## WHAT IS NEEDED
Repeat the material exactly, leaving nothing out.

## PROVIDED MATERIAL

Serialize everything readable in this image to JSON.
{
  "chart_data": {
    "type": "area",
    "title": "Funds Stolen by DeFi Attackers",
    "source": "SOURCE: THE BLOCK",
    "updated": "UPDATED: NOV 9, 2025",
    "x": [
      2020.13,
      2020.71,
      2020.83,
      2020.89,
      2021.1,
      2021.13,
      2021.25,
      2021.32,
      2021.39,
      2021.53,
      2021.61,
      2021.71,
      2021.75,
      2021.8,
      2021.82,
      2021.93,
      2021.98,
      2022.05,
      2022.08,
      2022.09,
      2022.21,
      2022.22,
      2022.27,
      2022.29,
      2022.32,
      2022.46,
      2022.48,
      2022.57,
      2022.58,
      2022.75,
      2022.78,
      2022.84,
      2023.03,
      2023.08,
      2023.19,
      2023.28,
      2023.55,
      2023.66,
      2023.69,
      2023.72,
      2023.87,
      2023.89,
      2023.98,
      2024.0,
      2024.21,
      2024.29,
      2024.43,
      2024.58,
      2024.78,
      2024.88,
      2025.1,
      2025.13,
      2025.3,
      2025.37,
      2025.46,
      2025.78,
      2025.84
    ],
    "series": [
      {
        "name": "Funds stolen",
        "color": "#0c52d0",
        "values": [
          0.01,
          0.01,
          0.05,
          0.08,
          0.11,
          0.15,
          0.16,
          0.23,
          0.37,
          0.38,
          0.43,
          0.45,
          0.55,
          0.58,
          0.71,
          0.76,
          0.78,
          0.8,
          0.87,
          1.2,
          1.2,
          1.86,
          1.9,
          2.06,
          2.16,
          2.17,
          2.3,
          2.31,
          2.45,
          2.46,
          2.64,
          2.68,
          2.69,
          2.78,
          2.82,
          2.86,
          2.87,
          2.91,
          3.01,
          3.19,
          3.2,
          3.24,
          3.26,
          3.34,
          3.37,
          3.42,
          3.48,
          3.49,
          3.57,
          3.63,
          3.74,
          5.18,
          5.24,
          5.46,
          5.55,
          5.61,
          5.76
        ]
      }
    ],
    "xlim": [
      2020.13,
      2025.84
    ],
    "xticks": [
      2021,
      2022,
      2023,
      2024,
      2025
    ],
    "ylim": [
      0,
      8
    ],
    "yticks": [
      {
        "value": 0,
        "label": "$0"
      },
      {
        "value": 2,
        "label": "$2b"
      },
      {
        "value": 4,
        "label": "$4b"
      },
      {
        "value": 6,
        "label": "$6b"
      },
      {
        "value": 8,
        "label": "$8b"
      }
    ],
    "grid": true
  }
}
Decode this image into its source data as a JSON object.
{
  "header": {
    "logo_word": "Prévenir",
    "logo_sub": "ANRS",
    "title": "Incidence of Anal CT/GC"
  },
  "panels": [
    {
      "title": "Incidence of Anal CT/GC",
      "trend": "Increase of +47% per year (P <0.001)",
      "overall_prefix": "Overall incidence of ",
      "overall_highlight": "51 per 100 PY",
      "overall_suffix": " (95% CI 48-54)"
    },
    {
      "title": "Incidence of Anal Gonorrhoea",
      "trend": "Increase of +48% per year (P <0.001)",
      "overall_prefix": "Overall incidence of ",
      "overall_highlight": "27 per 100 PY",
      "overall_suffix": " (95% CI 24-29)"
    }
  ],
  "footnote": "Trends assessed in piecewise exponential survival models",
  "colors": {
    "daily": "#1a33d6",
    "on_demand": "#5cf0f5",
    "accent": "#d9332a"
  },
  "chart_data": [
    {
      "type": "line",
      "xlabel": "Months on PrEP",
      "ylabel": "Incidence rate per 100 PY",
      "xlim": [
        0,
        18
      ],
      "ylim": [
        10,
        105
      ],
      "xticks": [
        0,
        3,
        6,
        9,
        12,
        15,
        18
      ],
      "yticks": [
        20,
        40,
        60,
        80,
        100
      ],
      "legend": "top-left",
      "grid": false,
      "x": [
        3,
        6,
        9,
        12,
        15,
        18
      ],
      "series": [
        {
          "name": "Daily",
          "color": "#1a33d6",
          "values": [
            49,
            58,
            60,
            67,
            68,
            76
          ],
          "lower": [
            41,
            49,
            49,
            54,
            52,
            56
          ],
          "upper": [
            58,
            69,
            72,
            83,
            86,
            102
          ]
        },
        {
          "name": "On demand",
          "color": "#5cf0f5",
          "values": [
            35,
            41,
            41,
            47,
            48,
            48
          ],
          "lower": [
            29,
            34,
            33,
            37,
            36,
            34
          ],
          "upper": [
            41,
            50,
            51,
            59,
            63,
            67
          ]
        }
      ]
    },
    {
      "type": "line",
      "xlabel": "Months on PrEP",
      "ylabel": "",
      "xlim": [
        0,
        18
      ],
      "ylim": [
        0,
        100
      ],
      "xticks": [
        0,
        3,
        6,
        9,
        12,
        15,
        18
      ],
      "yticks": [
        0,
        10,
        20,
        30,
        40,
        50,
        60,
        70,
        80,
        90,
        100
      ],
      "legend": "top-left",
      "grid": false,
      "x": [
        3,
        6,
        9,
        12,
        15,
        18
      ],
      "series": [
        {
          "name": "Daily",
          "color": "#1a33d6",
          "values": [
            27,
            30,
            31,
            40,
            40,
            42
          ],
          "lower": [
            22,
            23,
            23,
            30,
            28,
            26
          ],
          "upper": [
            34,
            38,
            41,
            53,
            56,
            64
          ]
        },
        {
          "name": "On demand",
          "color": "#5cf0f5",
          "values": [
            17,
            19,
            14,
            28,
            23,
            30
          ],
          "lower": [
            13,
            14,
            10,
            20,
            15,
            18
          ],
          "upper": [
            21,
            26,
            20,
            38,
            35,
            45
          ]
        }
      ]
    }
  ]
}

## RESULT BELOW
Serialize everything readable in this image to JSON.
{
  "chart_data": {
    "type": "area",
    "title": "Funds Stolen by DeFi Attackers",
    "source": "SOURCE: THE BLOCK",
    "updated": "UPDATED: NOV 9, 2025",
    "x": [
      2020.13,
      2020.71,
      2020.83,
      2020.89,
      2021.1,
      2021.13,
      2021.25,
      2021.32,
      2021.39,
      2021.53,
      2021.61,
      2021.71,
      2021.75,
      2021.8,
      2021.82,
      2021.93,
      2021.98,
      2022.05,
      2022.08,
      2022.09,
      2022.21,
      2022.22,
      2022.27,
      2022.29,
      2022.32,
      2022.46,
      2022.48,
      2022.57,
      2022.58,
      2022.75,
      2022.78,
      2022.84,
      2023.03,
      2023.08,
      2023.19,
      2023.28,
      2023.55,
      2023.66,
      2023.69,
      2023.72,
      2023.87,
      2023.89,
      2023.98,
      2024.0,
      2024.21,
      2024.29,
      2024.43,
      2024.58,
      2024.78,
      2024.88,
      2025.1,
      2025.13,
      2025.3,
      2025.37,
      2025.46,
      2025.78,
      2025.84
    ],
    "series": [
      {
        "name": "Funds stolen",
        "color": "#0c52d0",
        "values": [
          0.01,
          0.01,
          0.05,
          0.08,
          0.11,
          0.15,
          0.16,
          0.23,
          0.37,
          0.38,
          0.43,
          0.45,
          0.55,
          0.58,
          0.71,
          0.76,
          0.78,
          0.8,
          0.87,
          1.2,
          1.2,
          1.86,
          1.9,
          2.06,
          2.16,
          2.17,
          2.3,
          2.31,
          2.45,
          2.46,
          2.64,
          2.68,
          2.69,
          2.78,
          2.82,
          2.86,
          2.87,
          2.91,
          3.01,
          3.19,
          3.2,
          3.24,
          3.26,
          3.34,
          3.37,
          3.42,
          3.48,
          3.49,
          3.57,
          3.63,
          3.74,
          5.18,
          5.24,
          5.46,
          5.55,
          5.61,
          5.76
        ]
      }
    ],
    "xlim": [
      2020.13,
      2025.84
    ],
    "xticks": [
      2021,
      2022,
      2023,
      2024,
      2025
    ],
    "ylim": [
      0,
      8
    ],
    "yticks": [
      {
        "value": 0,
        "label": "$0"
      },
      {
        "value": 2,
        "label": "$2b"
      },
      {
        "value": 4,
        "label": "$4b"
      },
      {
        "value": 6,
        "label": "$6b"
      },
      {
        "value": 8,
        "label": "$8b"
      }
    ],
    "grid": true
  }
}
Decode this image into its source data as a JSON object.
{
  "header": {
    "logo_word": "Prévenir",
    "logo_sub": "ANRS",
    "title": "Incidence of Anal CT/GC"
  },
  "panels": [
    {
      "title": "Incidence of Anal CT/GC",
      "trend": "Increase of +47% per year (P <0.001)",
      "overall_prefix": "Overall incidence of ",
      "overall_highlight": "51 per 100 PY",
      "overall_suffix": " (95% CI 48-54)"
    },
    {
      "title": "Incidence of Anal Gonorrhoea",
      "trend": "Increase of +48% per year (P <0.001)",
      "overall_prefix": "Overall incidence of ",
      "overall_highlight": "27 per 100 PY",
      "overall_suffix": " (95% CI 24-29)"
    }
  ],
  "footnote": "Trends assessed in piecewise exponential survival models",
  "colors": {
    "daily": "#1a33d6",
    "on_demand": "#5cf0f5",
    "accent": "#d9332a"
  },
  "chart_data": [
    {
      "type": "line",
      "xlabel": "Months on PrEP",
      "ylabel": "Incidence rate per 100 PY",
      "xlim": [
        0,
        18
      ],
      "ylim": [
        10,
        105
      ],
      "xticks": [
        0,
        3,
        6,
        9,
        12,
        15,
        18
      ],
      "yticks": [
        20,
        40,
        60,
        80,
        100
      ],
      "legend": "top-left",
      "grid": false,
      "x": [
        3,
        6,
        9,
        12,
        15,
        18
      ],
      "series": [
        {
          "name": "Daily",
          "color": "#1a33d6",
          "values": [
            49,
            58,
            60,
            67,
            68,
            76
          ],
          "lower": [
            41,
            49,
            49,
            54,
            52,
            56
          ],
          "upper": [
            58,
            69,
            72,
            83,
            86,
            102
          ]
        },
        {
          "name": "On demand",
          "color": "#5cf0f5",
          "values": [
            35,
            41,
            41,
            47,
            48,
            48
          ],
          "lower": [
            29,
            34,
            33,
            37,
            36,
            34
          ],
          "upper": [
            41,
            50,
            51,
            59,
            63,
            67
          ]
        }
      ]
    },
    {
      "type": "line",
      "xlabel": "Months on PrEP",
      "ylabel": "",
      "xlim": [
        0,
        18
      ],
      "ylim": [
        0,
        100
      ],
      "xticks": [
        0,
        3,
        6,
        9,
        12,
        15,
        18
      ],
      "yticks": [
        0,
        10,
        20,
        30,
        40,
        50,
        60,
        70,
        80,
        90,
        100
      ],
      "legend": "top-left",
      "grid": false,
      "x": [
        3,
        6,
        9,
        12,
        15,
        18
      ],
      "series": [
        {
          "name": "Daily",
          "color": "#1a33d6",
          "values": [
            27,
            30,
            31,
            40,
            40,
            42
          ],
          "lower": [
            22,
            23,
            23,
            30,
            28,
            26
          ],
          "upper": [
            34,
            38,
            41,
            53,
            56,
            64
          ]
        },
        {
          "name": "On demand",
          "color": "#5cf0f5",
          "values": [
            17,
            19,
            14,
            28,
            23,
            30
          ],
          "lower": [
            13,
            14,
            10,
            20,
            15,
            18
          ],
          "upper": [
            21,
            26,
            20,
            38,
            35,
            45
          ]
        }
      ]
    }
  ]
}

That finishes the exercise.